What is needed. Pick out all lines with the word "Range" from the records that follow.

Items from a figure collection:
▼
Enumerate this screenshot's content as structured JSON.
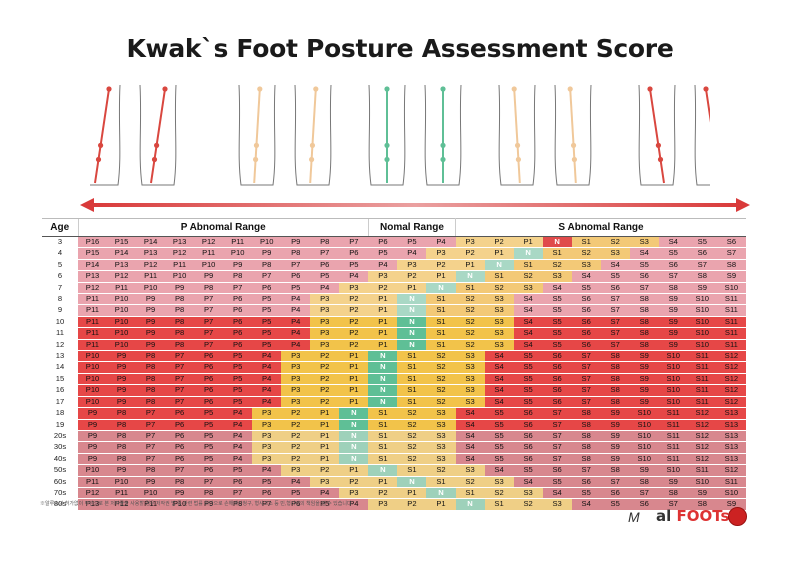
{
  "title": "Kwak`s Foot Posture Assessment Score",
  "headers": {
    "age": "Age",
    "p": "P Abnomal Range",
    "n": "Nomal Range",
    "s": "S Abnomal Range"
  },
  "zones": {
    "p": [
      "#e89aa6",
      "#f0c27a",
      "#fde4bf"
    ],
    "n": [
      "#d9f0e4",
      "#9fd8bd",
      "#7ac6a5"
    ],
    "s": [
      "#f8c7c1",
      "#eb8e8b",
      "#d53f47"
    ]
  },
  "rows": [
    {
      "age": "3",
      "scores": [
        "P16",
        "P15",
        "P14",
        "P13",
        "P12",
        "P11",
        "P10",
        "P9",
        "P8",
        "P7",
        "P6",
        "P5",
        "P4",
        "P3",
        "P2",
        "P1",
        "N",
        "S1",
        "S2",
        "S3",
        "S4",
        "S5",
        "S6"
      ],
      "group": "a"
    },
    {
      "age": "4",
      "scores": [
        "P15",
        "P14",
        "P13",
        "P12",
        "P11",
        "P10",
        "P9",
        "P8",
        "P7",
        "P6",
        "P5",
        "P4",
        "P3",
        "P2",
        "P1",
        "N",
        "S1",
        "S2",
        "S3",
        "S4",
        "S5",
        "S6",
        "S7"
      ],
      "group": "a"
    },
    {
      "age": "5",
      "scores": [
        "P14",
        "P13",
        "P12",
        "P11",
        "P10",
        "P9",
        "P8",
        "P7",
        "P6",
        "P5",
        "P4",
        "P3",
        "P2",
        "P1",
        "N",
        "S1",
        "S2",
        "S3",
        "S4",
        "S5",
        "S6",
        "S7",
        "S8"
      ],
      "group": "a"
    },
    {
      "age": "6",
      "scores": [
        "P13",
        "P12",
        "P11",
        "P10",
        "P9",
        "P8",
        "P7",
        "P6",
        "P5",
        "P4",
        "P3",
        "P2",
        "P1",
        "N",
        "S1",
        "S2",
        "S3",
        "S4",
        "S5",
        "S6",
        "S7",
        "S8",
        "S9"
      ],
      "group": "a"
    },
    {
      "age": "7",
      "scores": [
        "P12",
        "P11",
        "P10",
        "P9",
        "P8",
        "P7",
        "P6",
        "P5",
        "P4",
        "P3",
        "P2",
        "P1",
        "N",
        "S1",
        "S2",
        "S3",
        "S4",
        "S5",
        "S6",
        "S7",
        "S8",
        "S9",
        "S10"
      ],
      "group": "a"
    },
    {
      "age": "8",
      "scores": [
        "P11",
        "P10",
        "P9",
        "P8",
        "P7",
        "P6",
        "P5",
        "P4",
        "P3",
        "P2",
        "P1",
        "N",
        "S1",
        "S2",
        "S3",
        "S4",
        "S5",
        "S6",
        "S7",
        "S8",
        "S9",
        "S10",
        "S11"
      ],
      "group": "a"
    },
    {
      "age": "9",
      "scores": [
        "P11",
        "P10",
        "P9",
        "P8",
        "P7",
        "P6",
        "P5",
        "P4",
        "P3",
        "P2",
        "P1",
        "N",
        "S1",
        "S2",
        "S3",
        "S4",
        "S5",
        "S6",
        "S7",
        "S8",
        "S9",
        "S10",
        "S11"
      ],
      "group": "a"
    },
    {
      "age": "10",
      "scores": [
        "P11",
        "P10",
        "P9",
        "P8",
        "P7",
        "P6",
        "P5",
        "P4",
        "P3",
        "P2",
        "P1",
        "N",
        "S1",
        "S2",
        "S3",
        "S4",
        "S5",
        "S6",
        "S7",
        "S8",
        "S9",
        "S10",
        "S11"
      ],
      "group": "b"
    },
    {
      "age": "11",
      "scores": [
        "P11",
        "P10",
        "P9",
        "P8",
        "P7",
        "P6",
        "P5",
        "P4",
        "P3",
        "P2",
        "P1",
        "N",
        "S1",
        "S2",
        "S3",
        "S4",
        "S5",
        "S6",
        "S7",
        "S8",
        "S9",
        "S10",
        "S11"
      ],
      "group": "b"
    },
    {
      "age": "12",
      "scores": [
        "P11",
        "P10",
        "P9",
        "P8",
        "P7",
        "P6",
        "P5",
        "P4",
        "P3",
        "P2",
        "P1",
        "N",
        "S1",
        "S2",
        "S3",
        "S4",
        "S5",
        "S6",
        "S7",
        "S8",
        "S9",
        "S10",
        "S11"
      ],
      "group": "b"
    },
    {
      "age": "13",
      "scores": [
        "P10",
        "P9",
        "P8",
        "P7",
        "P6",
        "P5",
        "P4",
        "P3",
        "P2",
        "P1",
        "N",
        "S1",
        "S2",
        "S3",
        "S4",
        "S5",
        "S6",
        "S7",
        "S8",
        "S9",
        "S10",
        "S11",
        "S12"
      ],
      "group": "b"
    },
    {
      "age": "14",
      "scores": [
        "P10",
        "P9",
        "P8",
        "P7",
        "P6",
        "P5",
        "P4",
        "P3",
        "P2",
        "P1",
        "N",
        "S1",
        "S2",
        "S3",
        "S4",
        "S5",
        "S6",
        "S7",
        "S8",
        "S9",
        "S10",
        "S11",
        "S12"
      ],
      "group": "b"
    },
    {
      "age": "15",
      "scores": [
        "P10",
        "P9",
        "P8",
        "P7",
        "P6",
        "P5",
        "P4",
        "P3",
        "P2",
        "P1",
        "N",
        "S1",
        "S2",
        "S3",
        "S4",
        "S5",
        "S6",
        "S7",
        "S8",
        "S9",
        "S10",
        "S11",
        "S12"
      ],
      "group": "b"
    },
    {
      "age": "16",
      "scores": [
        "P10",
        "P9",
        "P8",
        "P7",
        "P6",
        "P5",
        "P4",
        "P3",
        "P2",
        "P1",
        "N",
        "S1",
        "S2",
        "S3",
        "S4",
        "S5",
        "S6",
        "S7",
        "S8",
        "S9",
        "S10",
        "S11",
        "S12"
      ],
      "group": "b"
    },
    {
      "age": "17",
      "scores": [
        "P10",
        "P9",
        "P8",
        "P7",
        "P6",
        "P5",
        "P4",
        "P3",
        "P2",
        "P1",
        "N",
        "S1",
        "S2",
        "S3",
        "S4",
        "S5",
        "S6",
        "S7",
        "S8",
        "S9",
        "S10",
        "S11",
        "S12"
      ],
      "group": "b"
    },
    {
      "age": "18",
      "scores": [
        "P9",
        "P8",
        "P7",
        "P6",
        "P5",
        "P4",
        "P3",
        "P2",
        "P1",
        "N",
        "S1",
        "S2",
        "S3",
        "S4",
        "S5",
        "S6",
        "S7",
        "S8",
        "S9",
        "S10",
        "S11",
        "S12",
        "S13"
      ],
      "group": "b"
    },
    {
      "age": "19",
      "scores": [
        "P9",
        "P8",
        "P7",
        "P6",
        "P5",
        "P4",
        "P3",
        "P2",
        "P1",
        "N",
        "S1",
        "S2",
        "S3",
        "S4",
        "S5",
        "S6",
        "S7",
        "S8",
        "S9",
        "S10",
        "S11",
        "S12",
        "S13"
      ],
      "group": "b"
    },
    {
      "age": "20s",
      "scores": [
        "P9",
        "P8",
        "P7",
        "P6",
        "P5",
        "P4",
        "P3",
        "P2",
        "P1",
        "N",
        "S1",
        "S2",
        "S3",
        "S4",
        "S5",
        "S6",
        "S7",
        "S8",
        "S9",
        "S10",
        "S11",
        "S12",
        "S13"
      ],
      "group": "c"
    },
    {
      "age": "30s",
      "scores": [
        "P9",
        "P8",
        "P7",
        "P6",
        "P5",
        "P4",
        "P3",
        "P2",
        "P1",
        "N",
        "S1",
        "S2",
        "S3",
        "S4",
        "S5",
        "S6",
        "S7",
        "S8",
        "S9",
        "S10",
        "S11",
        "S12",
        "S13"
      ],
      "group": "c"
    },
    {
      "age": "40s",
      "scores": [
        "P9",
        "P8",
        "P7",
        "P6",
        "P5",
        "P4",
        "P3",
        "P2",
        "P1",
        "N",
        "S1",
        "S2",
        "S3",
        "S4",
        "S5",
        "S6",
        "S7",
        "S8",
        "S9",
        "S10",
        "S11",
        "S12",
        "S13"
      ],
      "group": "c"
    },
    {
      "age": "50s",
      "scores": [
        "P10",
        "P9",
        "P8",
        "P7",
        "P6",
        "P5",
        "P4",
        "P3",
        "P2",
        "P1",
        "N",
        "S1",
        "S2",
        "S3",
        "S4",
        "S5",
        "S6",
        "S7",
        "S8",
        "S9",
        "S10",
        "S11",
        "S12"
      ],
      "group": "c"
    },
    {
      "age": "60s",
      "scores": [
        "P11",
        "P10",
        "P9",
        "P8",
        "P7",
        "P6",
        "P5",
        "P4",
        "P3",
        "P2",
        "P1",
        "N",
        "S1",
        "S2",
        "S3",
        "S4",
        "S5",
        "S6",
        "S7",
        "S8",
        "S9",
        "S10",
        "S11"
      ],
      "group": "c"
    },
    {
      "age": "70s",
      "scores": [
        "P12",
        "P11",
        "P10",
        "P9",
        "P8",
        "P7",
        "P6",
        "P5",
        "P4",
        "P3",
        "P2",
        "P1",
        "N",
        "S1",
        "S2",
        "S3",
        "S4",
        "S5",
        "S6",
        "S7",
        "S8",
        "S9",
        "S10"
      ],
      "group": "c"
    },
    {
      "age": "80s",
      "scores": [
        "P13",
        "P12",
        "P11",
        "P10",
        "P9",
        "P8",
        "P7",
        "P6",
        "P5",
        "P4",
        "P3",
        "P2",
        "P1",
        "N",
        "S1",
        "S2",
        "S3",
        "S4",
        "S5",
        "S6",
        "S7",
        "S8",
        "S9"
      ],
      "group": "c"
    }
  ],
  "group_colors": {
    "a": [
      "#e8a3ad",
      "#e8a3ad",
      "#e8a3ad",
      "#e8a3ad",
      "#e8a3ad",
      "#e8a3ad",
      "#e8a3ad",
      "#f3d07a",
      "#f3d07a",
      "#f3d07a",
      "#a9d8c5",
      "#a9d8c5",
      "#a9d8c5",
      "#f3c77a",
      "#f3c77a",
      "#f3c77a",
      "#e4544f",
      "#e4544f",
      "#e4544f",
      "#ecb4b8",
      "#ecb4b8",
      "#ecb4b8",
      "#ecb4b8"
    ],
    "b": [
      "#e84a4a",
      "#e84a4a",
      "#e84a4a",
      "#e84a4a",
      "#e84a4a",
      "#e84a4a",
      "#e84a4a",
      "#f2c444",
      "#f2c444",
      "#f2c444",
      "#5fbf96",
      "#5fbf96",
      "#5fbf96",
      "#f2c444",
      "#f2c444",
      "#f2c444",
      "#e84a4a",
      "#e84a4a",
      "#e84a4a",
      "#e84a4a",
      "#e84a4a",
      "#e84a4a",
      "#e84a4a"
    ],
    "c": [
      "#d88a90",
      "#d88a90",
      "#d88a90",
      "#d88a90",
      "#d88a90",
      "#d88a90",
      "#d88a90",
      "#efd08a",
      "#efd08a",
      "#efd08a",
      "#9fd1bc",
      "#9fd1bc",
      "#9fd1bc",
      "#efd08a",
      "#efd08a",
      "#efd08a",
      "#d88a90",
      "#d88a90",
      "#d88a90",
      "#d88a90",
      "#d88a90",
      "#d88a90",
      "#d88a90"
    ]
  },
  "footnote": "※알루스의 허가없이 무단으로 본 저작물을 사용할 경우 저작권 법 등 관련 법률 위반으로 손해배상청구, 형사고소 등 민,형사상의 책임을 질 수 있습니다.",
  "logo": {
    "mark": "M",
    "brand_pre": "al ",
    "brand": "FOOTs"
  }
}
▲
Worked solution.
    "p": "P Abnomal Range",
    "n": "Nomal Range",
    "s": "S Abnomal Range"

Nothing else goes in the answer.